## Given problem
Please copy out the items below, everything from the line containing "volume-bar [708,443,713,463]" down to the line containing "candle-body [188,291,194,296]", both lines included, without changing anything.
● ● ● ● ● ● ●
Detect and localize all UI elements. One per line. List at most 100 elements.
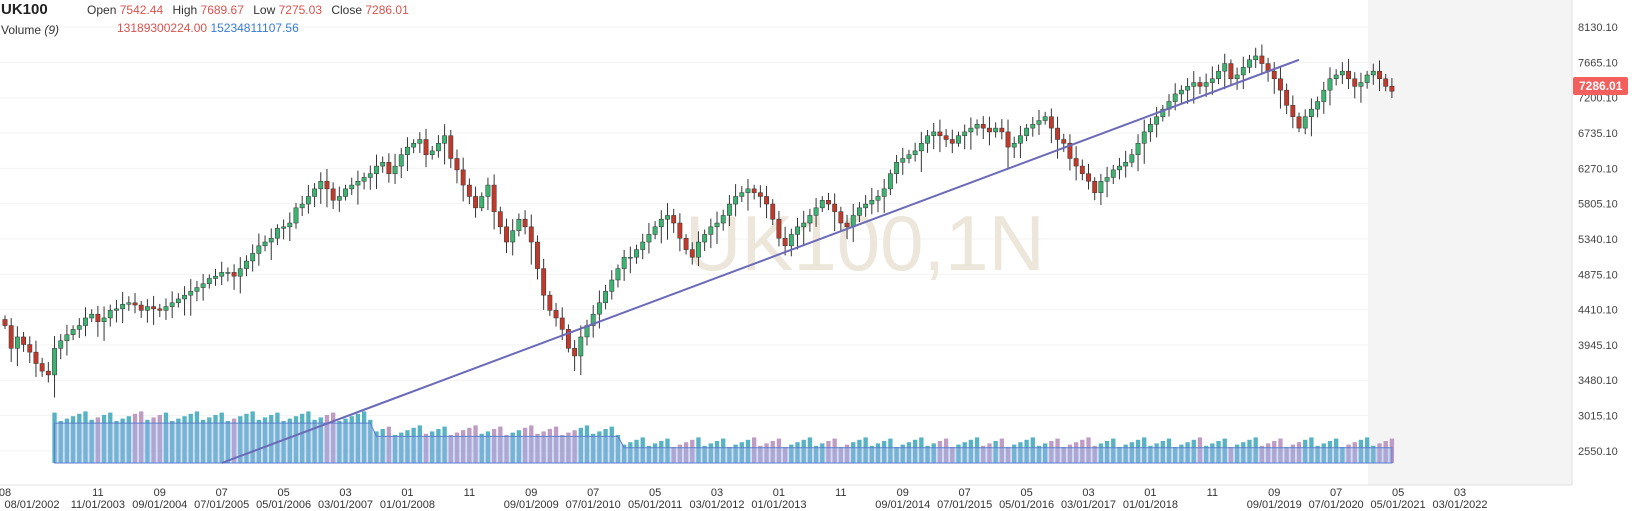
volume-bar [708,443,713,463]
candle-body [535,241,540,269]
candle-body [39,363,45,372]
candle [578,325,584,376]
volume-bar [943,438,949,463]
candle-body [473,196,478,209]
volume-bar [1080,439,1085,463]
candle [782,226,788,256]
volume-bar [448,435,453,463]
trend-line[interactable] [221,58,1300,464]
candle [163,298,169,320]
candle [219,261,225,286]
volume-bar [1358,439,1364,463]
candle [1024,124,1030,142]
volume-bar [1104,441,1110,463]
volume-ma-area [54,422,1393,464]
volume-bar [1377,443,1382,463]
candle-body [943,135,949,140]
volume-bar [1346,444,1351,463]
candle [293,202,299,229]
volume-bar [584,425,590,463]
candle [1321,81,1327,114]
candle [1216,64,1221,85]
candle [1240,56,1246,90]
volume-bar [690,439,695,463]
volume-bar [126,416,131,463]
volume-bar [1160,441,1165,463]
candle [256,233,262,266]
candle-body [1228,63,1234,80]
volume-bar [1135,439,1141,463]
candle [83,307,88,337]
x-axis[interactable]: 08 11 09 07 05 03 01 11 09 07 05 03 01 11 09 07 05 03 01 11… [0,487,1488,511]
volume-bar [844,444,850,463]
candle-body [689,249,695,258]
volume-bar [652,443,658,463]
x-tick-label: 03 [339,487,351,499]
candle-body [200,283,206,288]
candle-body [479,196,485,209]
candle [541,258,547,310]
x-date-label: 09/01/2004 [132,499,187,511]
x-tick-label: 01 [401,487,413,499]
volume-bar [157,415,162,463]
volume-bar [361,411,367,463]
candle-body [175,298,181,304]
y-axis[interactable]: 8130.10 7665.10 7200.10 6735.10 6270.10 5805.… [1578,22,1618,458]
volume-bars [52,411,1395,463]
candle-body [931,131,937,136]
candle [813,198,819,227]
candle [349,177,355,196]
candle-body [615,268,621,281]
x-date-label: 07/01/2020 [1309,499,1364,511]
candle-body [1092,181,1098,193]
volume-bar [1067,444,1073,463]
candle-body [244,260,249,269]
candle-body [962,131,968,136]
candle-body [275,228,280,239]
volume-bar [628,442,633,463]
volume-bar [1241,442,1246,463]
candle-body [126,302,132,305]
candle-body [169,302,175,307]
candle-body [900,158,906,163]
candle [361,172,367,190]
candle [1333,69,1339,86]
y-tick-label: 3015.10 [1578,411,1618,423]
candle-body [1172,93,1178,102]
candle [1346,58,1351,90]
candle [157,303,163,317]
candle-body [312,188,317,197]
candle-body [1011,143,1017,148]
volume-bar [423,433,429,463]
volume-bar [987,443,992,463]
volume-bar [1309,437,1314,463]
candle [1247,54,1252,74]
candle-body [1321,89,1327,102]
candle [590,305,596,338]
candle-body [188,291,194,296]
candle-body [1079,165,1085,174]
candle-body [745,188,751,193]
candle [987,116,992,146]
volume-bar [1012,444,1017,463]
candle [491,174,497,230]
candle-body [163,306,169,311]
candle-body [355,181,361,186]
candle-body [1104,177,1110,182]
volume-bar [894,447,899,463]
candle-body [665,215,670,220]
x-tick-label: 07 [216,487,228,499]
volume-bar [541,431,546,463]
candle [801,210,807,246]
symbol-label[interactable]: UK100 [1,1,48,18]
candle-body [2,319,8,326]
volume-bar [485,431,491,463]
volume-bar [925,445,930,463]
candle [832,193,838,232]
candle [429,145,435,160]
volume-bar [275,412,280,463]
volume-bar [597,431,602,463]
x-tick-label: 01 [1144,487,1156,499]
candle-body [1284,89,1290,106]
● ● ● ● ● ● ●
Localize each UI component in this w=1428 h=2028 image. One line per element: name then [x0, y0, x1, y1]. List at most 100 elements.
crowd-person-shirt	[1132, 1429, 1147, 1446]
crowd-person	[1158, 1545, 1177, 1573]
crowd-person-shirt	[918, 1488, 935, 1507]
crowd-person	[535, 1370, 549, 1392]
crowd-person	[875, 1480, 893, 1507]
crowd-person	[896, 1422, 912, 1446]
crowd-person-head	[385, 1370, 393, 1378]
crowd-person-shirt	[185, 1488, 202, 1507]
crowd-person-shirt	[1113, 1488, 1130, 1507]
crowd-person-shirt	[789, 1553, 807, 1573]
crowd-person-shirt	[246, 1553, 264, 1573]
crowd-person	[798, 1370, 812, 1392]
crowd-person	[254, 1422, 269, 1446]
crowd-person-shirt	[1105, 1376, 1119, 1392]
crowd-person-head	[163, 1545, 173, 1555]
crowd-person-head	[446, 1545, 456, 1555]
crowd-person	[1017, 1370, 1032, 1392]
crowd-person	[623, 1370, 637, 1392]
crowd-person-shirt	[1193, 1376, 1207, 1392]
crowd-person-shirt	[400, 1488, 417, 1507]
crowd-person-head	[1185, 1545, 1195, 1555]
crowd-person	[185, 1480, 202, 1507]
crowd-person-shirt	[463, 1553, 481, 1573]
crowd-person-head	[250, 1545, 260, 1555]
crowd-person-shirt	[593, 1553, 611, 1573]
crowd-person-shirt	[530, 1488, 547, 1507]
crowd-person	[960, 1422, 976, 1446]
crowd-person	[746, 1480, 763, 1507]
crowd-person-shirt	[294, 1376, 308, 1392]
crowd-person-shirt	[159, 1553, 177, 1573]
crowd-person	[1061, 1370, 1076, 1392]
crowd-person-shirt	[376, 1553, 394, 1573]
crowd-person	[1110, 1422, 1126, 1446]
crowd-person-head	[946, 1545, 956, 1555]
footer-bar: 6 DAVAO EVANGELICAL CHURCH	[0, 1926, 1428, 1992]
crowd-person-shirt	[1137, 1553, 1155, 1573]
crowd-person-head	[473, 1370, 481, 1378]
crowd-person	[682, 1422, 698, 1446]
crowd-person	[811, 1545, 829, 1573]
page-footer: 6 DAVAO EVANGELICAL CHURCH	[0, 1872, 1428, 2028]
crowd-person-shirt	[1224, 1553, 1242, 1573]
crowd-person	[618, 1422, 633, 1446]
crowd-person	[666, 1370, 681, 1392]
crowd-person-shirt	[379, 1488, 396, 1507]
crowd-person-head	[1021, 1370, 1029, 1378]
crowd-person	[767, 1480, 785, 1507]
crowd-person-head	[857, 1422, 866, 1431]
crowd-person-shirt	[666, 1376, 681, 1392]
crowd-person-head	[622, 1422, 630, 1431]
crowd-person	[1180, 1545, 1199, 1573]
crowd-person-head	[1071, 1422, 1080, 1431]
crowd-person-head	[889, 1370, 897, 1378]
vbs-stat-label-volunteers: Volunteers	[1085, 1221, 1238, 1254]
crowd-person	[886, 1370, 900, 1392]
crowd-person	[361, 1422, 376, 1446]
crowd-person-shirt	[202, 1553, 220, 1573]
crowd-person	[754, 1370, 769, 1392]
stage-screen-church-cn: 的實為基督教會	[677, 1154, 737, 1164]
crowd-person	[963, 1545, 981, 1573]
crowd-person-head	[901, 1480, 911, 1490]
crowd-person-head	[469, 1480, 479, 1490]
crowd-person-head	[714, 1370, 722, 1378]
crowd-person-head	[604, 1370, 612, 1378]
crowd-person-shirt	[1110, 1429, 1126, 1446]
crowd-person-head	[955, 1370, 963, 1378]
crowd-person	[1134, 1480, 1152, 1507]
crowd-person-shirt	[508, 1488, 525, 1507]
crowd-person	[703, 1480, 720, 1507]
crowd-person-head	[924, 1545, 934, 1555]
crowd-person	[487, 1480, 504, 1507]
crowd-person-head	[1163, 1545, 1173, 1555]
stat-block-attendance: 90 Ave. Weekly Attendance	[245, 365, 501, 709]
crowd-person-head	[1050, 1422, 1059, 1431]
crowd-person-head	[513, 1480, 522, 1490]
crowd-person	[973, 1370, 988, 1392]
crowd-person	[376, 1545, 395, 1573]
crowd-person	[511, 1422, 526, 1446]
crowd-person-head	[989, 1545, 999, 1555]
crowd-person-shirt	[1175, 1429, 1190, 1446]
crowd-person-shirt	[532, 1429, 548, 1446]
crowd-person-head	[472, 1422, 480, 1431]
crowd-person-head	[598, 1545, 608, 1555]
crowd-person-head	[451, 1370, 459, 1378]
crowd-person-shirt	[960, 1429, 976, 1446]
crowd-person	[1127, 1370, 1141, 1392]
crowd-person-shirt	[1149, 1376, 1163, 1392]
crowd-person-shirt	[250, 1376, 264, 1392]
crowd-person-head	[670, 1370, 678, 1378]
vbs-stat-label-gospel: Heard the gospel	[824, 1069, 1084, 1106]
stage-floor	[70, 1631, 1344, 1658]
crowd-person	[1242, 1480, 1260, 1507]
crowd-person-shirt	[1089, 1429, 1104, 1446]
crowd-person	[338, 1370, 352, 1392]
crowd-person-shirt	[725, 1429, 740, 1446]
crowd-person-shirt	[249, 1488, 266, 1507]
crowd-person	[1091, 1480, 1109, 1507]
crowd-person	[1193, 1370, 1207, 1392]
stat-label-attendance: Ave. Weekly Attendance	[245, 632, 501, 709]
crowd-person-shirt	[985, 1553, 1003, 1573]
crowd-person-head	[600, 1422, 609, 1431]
● ● ● ● ● ● ●
## Full output
volume-bar [708,443,713,463]
candle-body [535,241,540,269]
candle-body [39,363,45,372]
candle [578,325,584,376]
volume-bar [943,438,949,463]
candle-body [473,196,478,209]
volume-bar [1080,439,1085,463]
candle [782,226,788,256]
volume-bar [448,435,453,463]
trend-line[interactable] [221,58,1300,464]
candle [163,298,169,320]
candle [219,261,225,286]
volume-bar [1358,439,1364,463]
candle [1024,124,1030,142]
volume-bar [1104,441,1110,463]
volume-ma-area [54,422,1393,464]
volume-bar [1377,443,1382,463]
candle-body [943,135,949,140]
volume-bar [1346,444,1351,463]
candle [293,202,299,229]
volume-bar [584,425,590,463]
candle [1321,81,1327,114]
candle [1216,64,1221,85]
candle [1240,56,1246,90]
volume-bar [690,439,695,463]
volume-bar [126,416,131,463]
volume-bar [1160,441,1165,463]
candle [256,233,262,266]
candle-body [1228,63,1234,80]
volume-bar [1135,439,1141,463]
candle [83,307,88,337]
x-axis[interactable]: 08 11 09 07 05 03 01 11 09 07 05 03 01 11 09 07 05 03 01 11… [0,487,1488,511]
volume-bar [844,444,850,463]
candle-body [689,249,695,258]
volume-bar [652,443,658,463]
x-tick-label: 03 [339,487,351,499]
candle-body [200,283,206,288]
candle-body [479,196,485,209]
candle [541,258,547,310]
x-date-label: 09/01/2004 [132,499,187,511]
x-tick-label: 01 [401,487,413,499]
volume-bar [157,415,162,463]
volume-bar [361,411,367,463]
candle-body [175,298,181,304]
y-axis[interactable]: 8130.10 7665.10 7200.10 6735.10 6270.10 5805.… [1578,22,1618,458]
volume-bars [52,411,1395,463]
candle-body [931,131,937,136]
candle [813,198,819,227]
candle [349,177,355,196]
candle-body [615,268,621,281]
x-date-label: 07/01/2020 [1309,499,1364,511]
candle-body [1092,181,1098,193]
volume-bar [1067,444,1073,463]
candle-body [244,260,249,269]
candle-body [962,131,968,136]
candle-body [275,228,280,239]
volume-bar [628,442,633,463]
volume-bar [1241,442,1246,463]
candle-body [126,302,132,305]
candle-body [169,302,175,307]
candle-body [900,158,906,163]
candle [361,172,367,190]
candle [1333,69,1339,86]
y-tick-label: 3015.10 [1578,411,1618,423]
candle-body [1172,93,1178,102]
candle [1346,58,1351,90]
candle [157,303,163,317]
candle-body [312,188,317,197]
candle-body [1011,143,1017,148]
volume-bar [423,433,429,463]
volume-bar [987,443,992,463]
volume-bar [1309,437,1314,463]
candle [1247,54,1252,74]
candle-body [1321,89,1327,102]
candle [590,305,596,338]
candle-body [188,291,194,296]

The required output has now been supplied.